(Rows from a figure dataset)
====
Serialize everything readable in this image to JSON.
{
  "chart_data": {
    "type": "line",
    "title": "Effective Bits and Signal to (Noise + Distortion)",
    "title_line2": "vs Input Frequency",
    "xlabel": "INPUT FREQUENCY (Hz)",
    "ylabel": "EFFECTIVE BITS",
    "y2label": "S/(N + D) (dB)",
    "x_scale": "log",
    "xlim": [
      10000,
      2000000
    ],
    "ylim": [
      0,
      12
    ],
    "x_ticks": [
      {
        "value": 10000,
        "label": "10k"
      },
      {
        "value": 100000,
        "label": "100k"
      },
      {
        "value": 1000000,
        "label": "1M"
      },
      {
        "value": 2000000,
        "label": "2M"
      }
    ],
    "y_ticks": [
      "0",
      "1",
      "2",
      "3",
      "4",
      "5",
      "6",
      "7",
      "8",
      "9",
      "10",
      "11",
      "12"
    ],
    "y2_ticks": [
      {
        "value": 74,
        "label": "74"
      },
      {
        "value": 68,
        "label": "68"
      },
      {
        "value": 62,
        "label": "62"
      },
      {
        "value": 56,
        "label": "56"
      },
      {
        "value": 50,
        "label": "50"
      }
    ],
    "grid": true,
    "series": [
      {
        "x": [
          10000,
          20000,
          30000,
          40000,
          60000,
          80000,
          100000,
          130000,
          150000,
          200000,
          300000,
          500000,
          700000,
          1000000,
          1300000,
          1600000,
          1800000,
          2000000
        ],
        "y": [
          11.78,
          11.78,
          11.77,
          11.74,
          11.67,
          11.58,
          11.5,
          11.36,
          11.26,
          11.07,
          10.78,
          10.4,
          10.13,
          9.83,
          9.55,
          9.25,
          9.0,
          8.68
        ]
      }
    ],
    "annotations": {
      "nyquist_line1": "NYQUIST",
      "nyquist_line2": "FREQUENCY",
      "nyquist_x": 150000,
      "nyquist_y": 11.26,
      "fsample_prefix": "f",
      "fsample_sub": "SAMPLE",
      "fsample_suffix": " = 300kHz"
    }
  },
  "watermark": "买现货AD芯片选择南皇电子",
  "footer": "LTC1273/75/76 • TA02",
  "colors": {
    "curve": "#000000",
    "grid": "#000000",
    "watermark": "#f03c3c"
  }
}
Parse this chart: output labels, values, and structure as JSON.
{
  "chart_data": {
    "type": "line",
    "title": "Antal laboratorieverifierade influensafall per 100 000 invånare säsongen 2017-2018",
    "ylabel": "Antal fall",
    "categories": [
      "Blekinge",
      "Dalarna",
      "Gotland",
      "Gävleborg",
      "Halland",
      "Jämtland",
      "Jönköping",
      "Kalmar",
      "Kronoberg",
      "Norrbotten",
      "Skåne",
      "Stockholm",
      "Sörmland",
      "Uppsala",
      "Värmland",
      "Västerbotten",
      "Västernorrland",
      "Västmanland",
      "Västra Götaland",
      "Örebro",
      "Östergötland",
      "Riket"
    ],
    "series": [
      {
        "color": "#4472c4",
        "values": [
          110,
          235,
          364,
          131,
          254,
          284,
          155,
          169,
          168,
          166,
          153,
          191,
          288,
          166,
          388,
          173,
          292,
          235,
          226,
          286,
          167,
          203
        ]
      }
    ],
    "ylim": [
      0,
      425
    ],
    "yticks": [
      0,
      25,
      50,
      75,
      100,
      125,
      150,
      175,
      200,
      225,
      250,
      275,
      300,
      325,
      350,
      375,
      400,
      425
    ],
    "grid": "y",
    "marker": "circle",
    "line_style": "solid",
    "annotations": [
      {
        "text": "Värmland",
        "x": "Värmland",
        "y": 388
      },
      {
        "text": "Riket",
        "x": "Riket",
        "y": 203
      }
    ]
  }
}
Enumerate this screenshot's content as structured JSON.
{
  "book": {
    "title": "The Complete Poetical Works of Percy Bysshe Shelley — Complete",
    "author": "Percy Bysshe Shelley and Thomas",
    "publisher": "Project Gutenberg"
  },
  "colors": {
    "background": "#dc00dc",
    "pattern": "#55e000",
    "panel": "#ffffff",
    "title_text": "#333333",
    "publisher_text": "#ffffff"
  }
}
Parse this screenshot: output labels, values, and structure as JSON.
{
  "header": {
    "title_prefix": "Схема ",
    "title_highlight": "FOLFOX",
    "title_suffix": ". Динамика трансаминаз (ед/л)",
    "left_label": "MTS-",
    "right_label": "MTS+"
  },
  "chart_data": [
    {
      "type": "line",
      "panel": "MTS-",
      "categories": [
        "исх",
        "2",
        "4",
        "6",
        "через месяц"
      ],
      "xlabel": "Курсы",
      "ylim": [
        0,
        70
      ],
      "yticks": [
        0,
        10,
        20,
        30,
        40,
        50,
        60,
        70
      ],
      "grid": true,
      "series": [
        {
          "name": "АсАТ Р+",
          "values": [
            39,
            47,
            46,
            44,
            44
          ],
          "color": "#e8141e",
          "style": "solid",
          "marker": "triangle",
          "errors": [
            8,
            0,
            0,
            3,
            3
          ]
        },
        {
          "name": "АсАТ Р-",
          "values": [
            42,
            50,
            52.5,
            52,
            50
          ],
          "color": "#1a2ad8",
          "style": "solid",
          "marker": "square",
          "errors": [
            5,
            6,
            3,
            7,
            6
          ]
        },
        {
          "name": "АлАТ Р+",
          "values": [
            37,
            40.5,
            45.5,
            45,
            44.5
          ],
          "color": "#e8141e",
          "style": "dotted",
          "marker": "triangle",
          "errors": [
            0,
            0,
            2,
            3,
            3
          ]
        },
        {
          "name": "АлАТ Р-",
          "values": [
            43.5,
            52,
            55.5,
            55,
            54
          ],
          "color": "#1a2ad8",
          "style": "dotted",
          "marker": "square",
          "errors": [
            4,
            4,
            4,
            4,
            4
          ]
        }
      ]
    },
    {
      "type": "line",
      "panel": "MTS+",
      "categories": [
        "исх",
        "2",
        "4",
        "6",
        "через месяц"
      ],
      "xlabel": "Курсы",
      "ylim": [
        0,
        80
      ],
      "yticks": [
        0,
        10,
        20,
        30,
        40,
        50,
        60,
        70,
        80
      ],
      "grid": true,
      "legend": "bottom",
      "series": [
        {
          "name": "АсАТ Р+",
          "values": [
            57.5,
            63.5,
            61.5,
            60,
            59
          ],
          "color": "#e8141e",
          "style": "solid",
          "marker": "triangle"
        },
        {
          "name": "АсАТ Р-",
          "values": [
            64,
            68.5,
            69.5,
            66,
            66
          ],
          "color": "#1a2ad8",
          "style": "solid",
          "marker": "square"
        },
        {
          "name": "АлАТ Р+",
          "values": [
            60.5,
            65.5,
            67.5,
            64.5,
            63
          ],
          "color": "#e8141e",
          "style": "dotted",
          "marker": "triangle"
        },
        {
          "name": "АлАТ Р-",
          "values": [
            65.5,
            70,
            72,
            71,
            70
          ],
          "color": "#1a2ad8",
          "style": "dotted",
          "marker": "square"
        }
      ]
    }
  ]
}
====
-- The problem --
Restate every record exactly, leaving nothing out.

-- Expected answer --
Serialize everything readable in this image to JSON.
{
  "chart_data": {
    "type": "line",
    "title": "Effective Bits and Signal to (Noise + Distortion)",
    "title_line2": "vs Input Frequency",
    "xlabel": "INPUT FREQUENCY (Hz)",
    "ylabel": "EFFECTIVE BITS",
    "y2label": "S/(N + D) (dB)",
    "x_scale": "log",
    "xlim": [
      10000,
      2000000
    ],
    "ylim": [
      0,
      12
    ],
    "x_ticks": [
      {
        "value": 10000,
        "label": "10k"
      },
      {
        "value": 100000,
        "label": "100k"
      },
      {
        "value": 1000000,
        "label": "1M"
      },
      {
        "value": 2000000,
        "label": "2M"
      }
    ],
    "y_ticks": [
      "0",
      "1",
      "2",
      "3",
      "4",
      "5",
      "6",
      "7",
      "8",
      "9",
      "10",
      "11",
      "12"
    ],
    "y2_ticks": [
      {
        "value": 74,
        "label": "74"
      },
      {
        "value": 68,
        "label": "68"
      },
      {
        "value": 62,
        "label": "62"
      },
      {
        "value": 56,
        "label": "56"
      },
      {
        "value": 50,
        "label": "50"
      }
    ],
    "grid": true,
    "series": [
      {
        "x": [
          10000,
          20000,
          30000,
          40000,
          60000,
          80000,
          100000,
          130000,
          150000,
          200000,
          300000,
          500000,
          700000,
          1000000,
          1300000,
          1600000,
          1800000,
          2000000
        ],
        "y": [
          11.78,
          11.78,
          11.77,
          11.74,
          11.67,
          11.58,
          11.5,
          11.36,
          11.26,
          11.07,
          10.78,
          10.4,
          10.13,
          9.83,
          9.55,
          9.25,
          9.0,
          8.68
        ]
      }
    ],
    "annotations": {
      "nyquist_line1": "NYQUIST",
      "nyquist_line2": "FREQUENCY",
      "nyquist_x": 150000,
      "nyquist_y": 11.26,
      "fsample_prefix": "f",
      "fsample_sub": "SAMPLE",
      "fsample_suffix": " = 300kHz"
    }
  },
  "watermark": "买现货AD芯片选择南皇电子",
  "footer": "LTC1273/75/76 • TA02",
  "colors": {
    "curve": "#000000",
    "grid": "#000000",
    "watermark": "#f03c3c"
  }
}
Parse this chart: output labels, values, and structure as JSON.
{
  "chart_data": {
    "type": "line",
    "title": "Antal laboratorieverifierade influensafall per 100 000 invånare säsongen 2017-2018",
    "ylabel": "Antal fall",
    "categories": [
      "Blekinge",
      "Dalarna",
      "Gotland",
      "Gävleborg",
      "Halland",
      "Jämtland",
      "Jönköping",
      "Kalmar",
      "Kronoberg",
      "Norrbotten",
      "Skåne",
      "Stockholm",
      "Sörmland",
      "Uppsala",
      "Värmland",
      "Västerbotten",
      "Västernorrland",
      "Västmanland",
      "Västra Götaland",
      "Örebro",
      "Östergötland",
      "Riket"
    ],
    "series": [
      {
        "color": "#4472c4",
        "values": [
          110,
          235,
          364,
          131,
          254,
          284,
          155,
          169,
          168,
          166,
          153,
          191,
          288,
          166,
          388,
          173,
          292,
          235,
          226,
          286,
          167,
          203
        ]
      }
    ],
    "ylim": [
      0,
      425
    ],
    "yticks": [
      0,
      25,
      50,
      75,
      100,
      125,
      150,
      175,
      200,
      225,
      250,
      275,
      300,
      325,
      350,
      375,
      400,
      425
    ],
    "grid": "y",
    "marker": "circle",
    "line_style": "solid",
    "annotations": [
      {
        "text": "Värmland",
        "x": "Värmland",
        "y": 388
      },
      {
        "text": "Riket",
        "x": "Riket",
        "y": 203
      }
    ]
  }
}
Enumerate this screenshot's content as structured JSON.
{
  "book": {
    "title": "The Complete Poetical Works of Percy Bysshe Shelley — Complete",
    "author": "Percy Bysshe Shelley and Thomas",
    "publisher": "Project Gutenberg"
  },
  "colors": {
    "background": "#dc00dc",
    "pattern": "#55e000",
    "panel": "#ffffff",
    "title_text": "#333333",
    "publisher_text": "#ffffff"
  }
}
Parse this screenshot: output labels, values, and structure as JSON.
{
  "header": {
    "title_prefix": "Схема ",
    "title_highlight": "FOLFOX",
    "title_suffix": ". Динамика трансаминаз (ед/л)",
    "left_label": "MTS-",
    "right_label": "MTS+"
  },
  "chart_data": [
    {
      "type": "line",
      "panel": "MTS-",
      "categories": [
        "исх",
        "2",
        "4",
        "6",
        "через месяц"
      ],
      "xlabel": "Курсы",
      "ylim": [
        0,
        70
      ],
      "yticks": [
        0,
        10,
        20,
        30,
        40,
        50,
        60,
        70
      ],
      "grid": true,
      "series": [
        {
          "name": "АсАТ Р+",
          "values": [
            39,
            47,
            46,
            44,
            44
          ],
          "color": "#e8141e",
          "style": "solid",
          "marker": "triangle",
          "errors": [
            8,
            0,
            0,
            3,
            3
          ]
        },
        {
          "name": "АсАТ Р-",
          "values": [
            42,
            50,
            52.5,
            52,
            50
          ],
          "color": "#1a2ad8",
          "style": "solid",
          "marker": "square",
          "errors": [
            5,
            6,
            3,
            7,
            6
          ]
        },
        {
          "name": "АлАТ Р+",
          "values": [
            37,
            40.5,
            45.5,
            45,
            44.5
          ],
          "color": "#e8141e",
          "style": "dotted",
          "marker": "triangle",
          "errors": [
            0,
            0,
            2,
            3,
            3
          ]
        },
        {
          "name": "АлАТ Р-",
          "values": [
            43.5,
            52,
            55.5,
            55,
            54
          ],
          "color": "#1a2ad8",
          "style": "dotted",
          "marker": "square",
          "errors": [
            4,
            4,
            4,
            4,
            4
          ]
        }
      ]
    },
    {
      "type": "line",
      "panel": "MTS+",
      "categories": [
        "исх",
        "2",
        "4",
        "6",
        "через месяц"
      ],
      "xlabel": "Курсы",
      "ylim": [
        0,
        80
      ],
      "yticks": [
        0,
        10,
        20,
        30,
        40,
        50,
        60,
        70,
        80
      ],
      "grid": true,
      "legend": "bottom",
      "series": [
        {
          "name": "АсАТ Р+",
          "values": [
            57.5,
            63.5,
            61.5,
            60,
            59
          ],
          "color": "#e8141e",
          "style": "solid",
          "marker": "triangle"
        },
        {
          "name": "АсАТ Р-",
          "values": [
            64,
            68.5,
            69.5,
            66,
            66
          ],
          "color": "#1a2ad8",
          "style": "solid",
          "marker": "square"
        },
        {
          "name": "АлАТ Р+",
          "values": [
            60.5,
            65.5,
            67.5,
            64.5,
            63
          ],
          "color": "#e8141e",
          "style": "dotted",
          "marker": "triangle"
        },
        {
          "name": "АлАТ Р-",
          "values": [
            65.5,
            70,
            72,
            71,
            70
          ],
          "color": "#1a2ad8",
          "style": "dotted",
          "marker": "square"
        }
      ]
    }
  ]
}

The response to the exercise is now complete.